START THE DATA

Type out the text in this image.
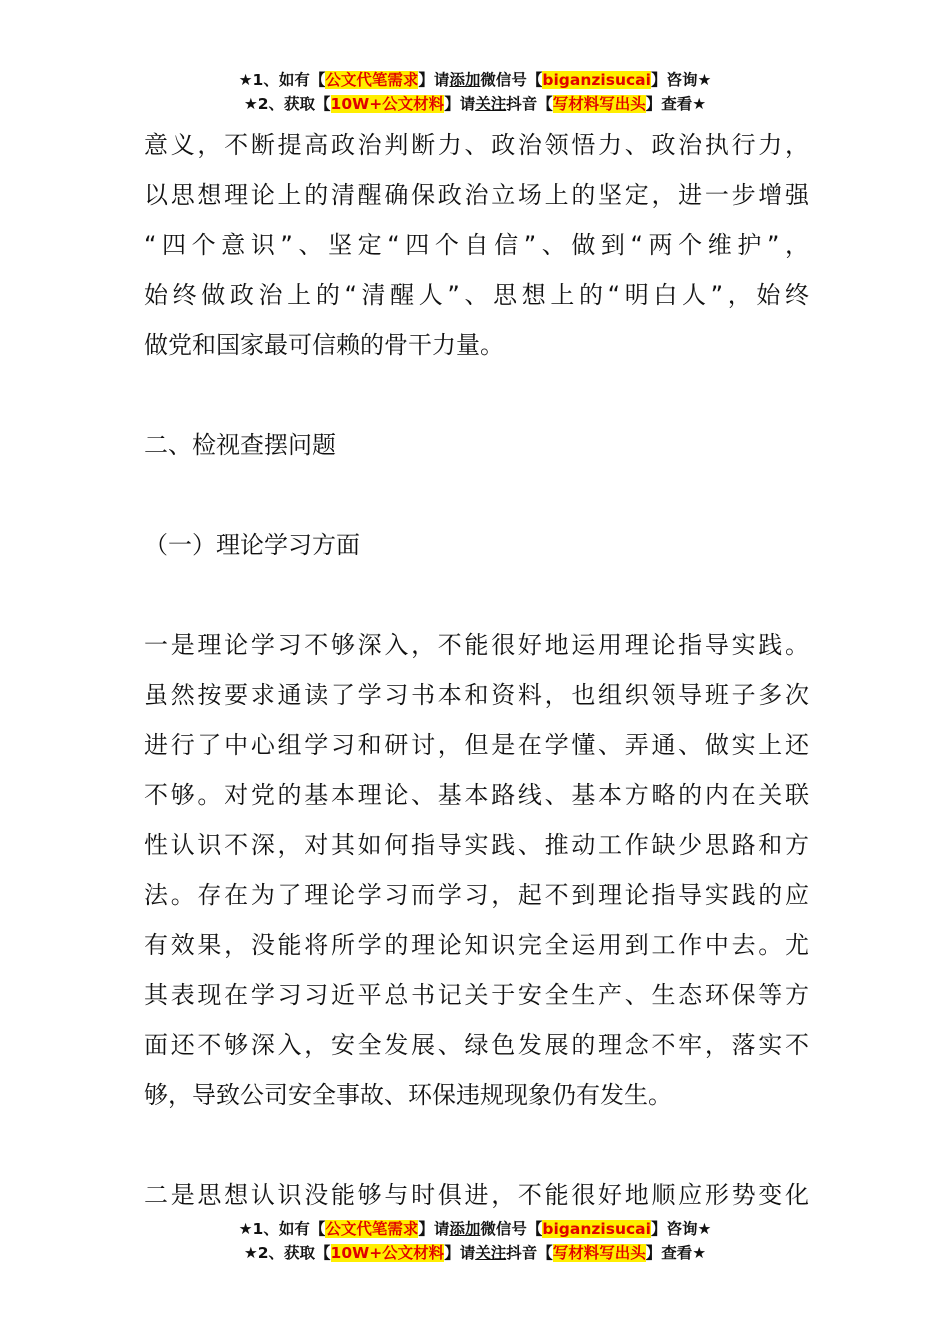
★1、如有【公文代笔需求】请添加微信号【biganzisucai】咨询★
★2、获取【10W+公文材料】请关注抖音【写材料写出头】查看★
意义，不断提高政治判断力、政治领悟力、政治执行力，
以思想理论上的清醒确保政治立场上的坚定，进一步增强
“四个意识”、坚定“四个自信”、做到“两个维护”，
始终做政治上的“清醒人”、思想上的“明白人”，始终
做党和国家最可信赖的骨干力量。
二、检视查摆问题
（一）理论学习方面
一是理论学习不够深入，不能很好地运用理论指导实践。
虽然按要求通读了学习书本和资料，也组织领导班子多次
进行了中心组学习和研讨，但是在学懂、弄通、做实上还
不够。对党的基本理论、基本路线、基本方略的内在关联
性认识不深，对其如何指导实践、推动工作缺少思路和方
法。存在为了理论学习而学习，起不到理论指导实践的应
有效果，没能将所学的理论知识完全运用到工作中去。尤
其表现在学习习近平总书记关于安全生产、生态环保等方
面还不够深入，安全发展、绿色发展的理念不牢，落实不
够，导致公司安全事故、环保违规现象仍有发生。
二是思想认识没能够与时俱进，不能很好地顺应形势变化
★1、如有【公文代笔需求】请添加微信号【biganzisucai】咨询★
★2、获取【10W+公文材料】请关注抖音【写材料写出头】查看★
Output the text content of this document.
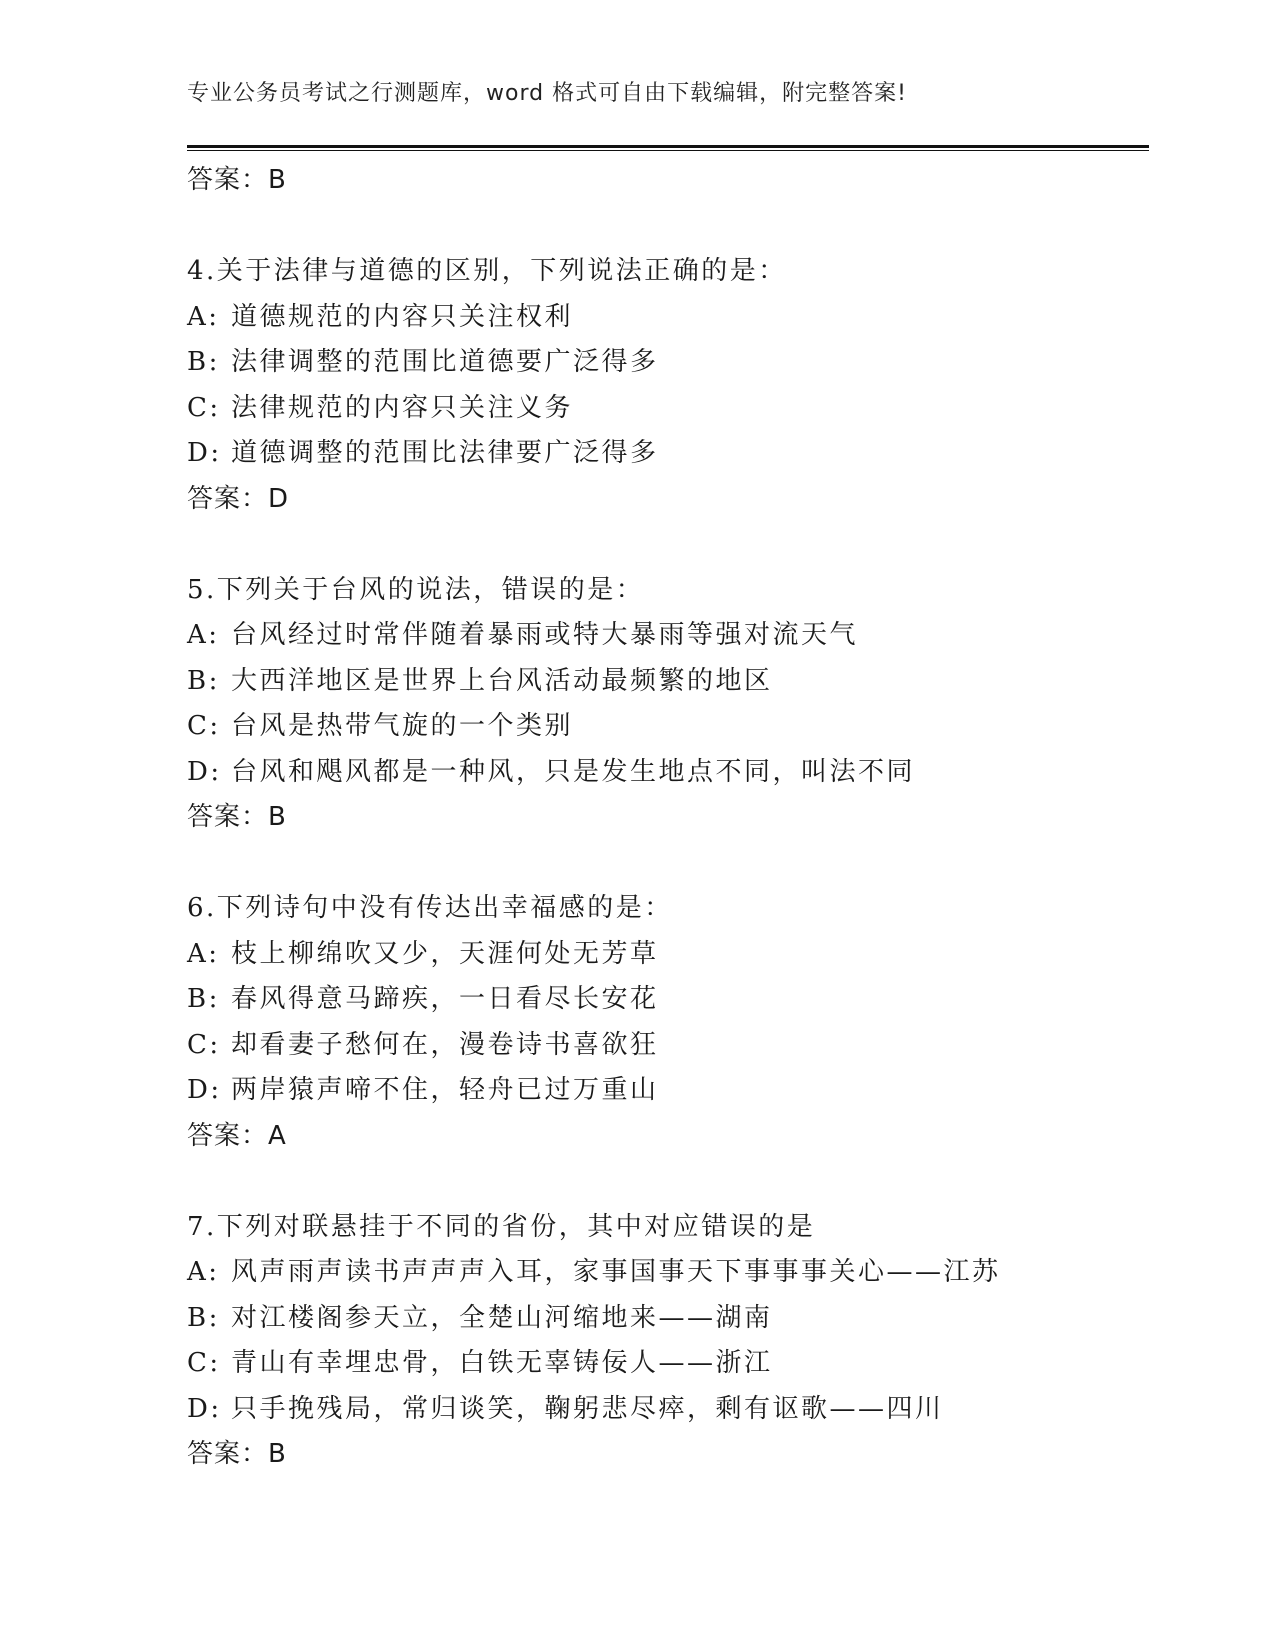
专业公务员考试之行测题库，word 格式可自由下载编辑，附完整答案!
答案：B
4.关于法律与道德的区别，下列说法正确的是：
A: 道德规范的内容只关注权利
B: 法律调整的范围比道德要广泛得多
C: 法律规范的内容只关注义务
D: 道德调整的范围比法律要广泛得多
答案：D
5.下列关于台风的说法，错误的是：
A: 台风经过时常伴随着暴雨或特大暴雨等强对流天气
B: 大西洋地区是世界上台风活动最频繁的地区
C: 台风是热带气旋的一个类别
D: 台风和飓风都是一种风，只是发生地点不同，叫法不同
答案：B
6.下列诗句中没有传达出幸福感的是：
A: 枝上柳绵吹又少，天涯何处无芳草
B: 春风得意马蹄疾，一日看尽长安花
C: 却看妻子愁何在，漫卷诗书喜欲狂
D: 两岸猿声啼不住，轻舟已过万重山
答案：A
7.下列对联悬挂于不同的省份，其中对应错误的是
A: 风声雨声读书声声声入耳，家事国事天下事事事关心——江苏
B: 对江楼阁参天立，全楚山河缩地来——湖南
C: 青山有幸埋忠骨，白铁无辜铸佞人——浙江
D: 只手挽残局，常归谈笑，鞠躬悲尽瘁，剩有讴歌——四川
答案：B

END THE DATA

* [WHAT IS BEING ASKED] Set the listing down in full and exactly. Pictures within it should not appear in the copy.

* [THE COMPLETED TASK]
Type out the text in this image.
★1、如有【公文代笔需求】请添加微信号【biganzisucai】咨询★
★2、获取【10W+公文材料】请关注抖音【写材料写出头】查看★
意义，不断提高政治判断力、政治领悟力、政治执行力，
以思想理论上的清醒确保政治立场上的坚定，进一步增强
“四个意识”、坚定“四个自信”、做到“两个维护”，
始终做政治上的“清醒人”、思想上的“明白人”，始终
做党和国家最可信赖的骨干力量。
二、检视查摆问题
（一）理论学习方面
一是理论学习不够深入，不能很好地运用理论指导实践。
虽然按要求通读了学习书本和资料，也组织领导班子多次
进行了中心组学习和研讨，但是在学懂、弄通、做实上还
不够。对党的基本理论、基本路线、基本方略的内在关联
性认识不深，对其如何指导实践、推动工作缺少思路和方
法。存在为了理论学习而学习，起不到理论指导实践的应
有效果，没能将所学的理论知识完全运用到工作中去。尤
其表现在学习习近平总书记关于安全生产、生态环保等方
面还不够深入，安全发展、绿色发展的理念不牢，落实不
够，导致公司安全事故、环保违规现象仍有发生。
二是思想认识没能够与时俱进，不能很好地顺应形势变化
★1、如有【公文代笔需求】请添加微信号【biganzisucai】咨询★
★2、获取【10W+公文材料】请关注抖音【写材料写出头】查看★
Output the text content of this document.
专业公务员考试之行测题库，word 格式可自由下载编辑，附完整答案!
答案：B
4.关于法律与道德的区别，下列说法正确的是：
A: 道德规范的内容只关注权利
B: 法律调整的范围比道德要广泛得多
C: 法律规范的内容只关注义务
D: 道德调整的范围比法律要广泛得多
答案：D
5.下列关于台风的说法，错误的是：
A: 台风经过时常伴随着暴雨或特大暴雨等强对流天气
B: 大西洋地区是世界上台风活动最频繁的地区
C: 台风是热带气旋的一个类别
D: 台风和飓风都是一种风，只是发生地点不同，叫法不同
答案：B
6.下列诗句中没有传达出幸福感的是：
A: 枝上柳绵吹又少，天涯何处无芳草
B: 春风得意马蹄疾，一日看尽长安花
C: 却看妻子愁何在，漫卷诗书喜欲狂
D: 两岸猿声啼不住，轻舟已过万重山
答案：A
7.下列对联悬挂于不同的省份，其中对应错误的是
A: 风声雨声读书声声声入耳，家事国事天下事事事关心——江苏
B: 对江楼阁参天立，全楚山河缩地来——湖南
C: 青山有幸埋忠骨，白铁无辜铸佞人——浙江
D: 只手挽残局，常归谈笑，鞠躬悲尽瘁，剩有讴歌——四川
答案：B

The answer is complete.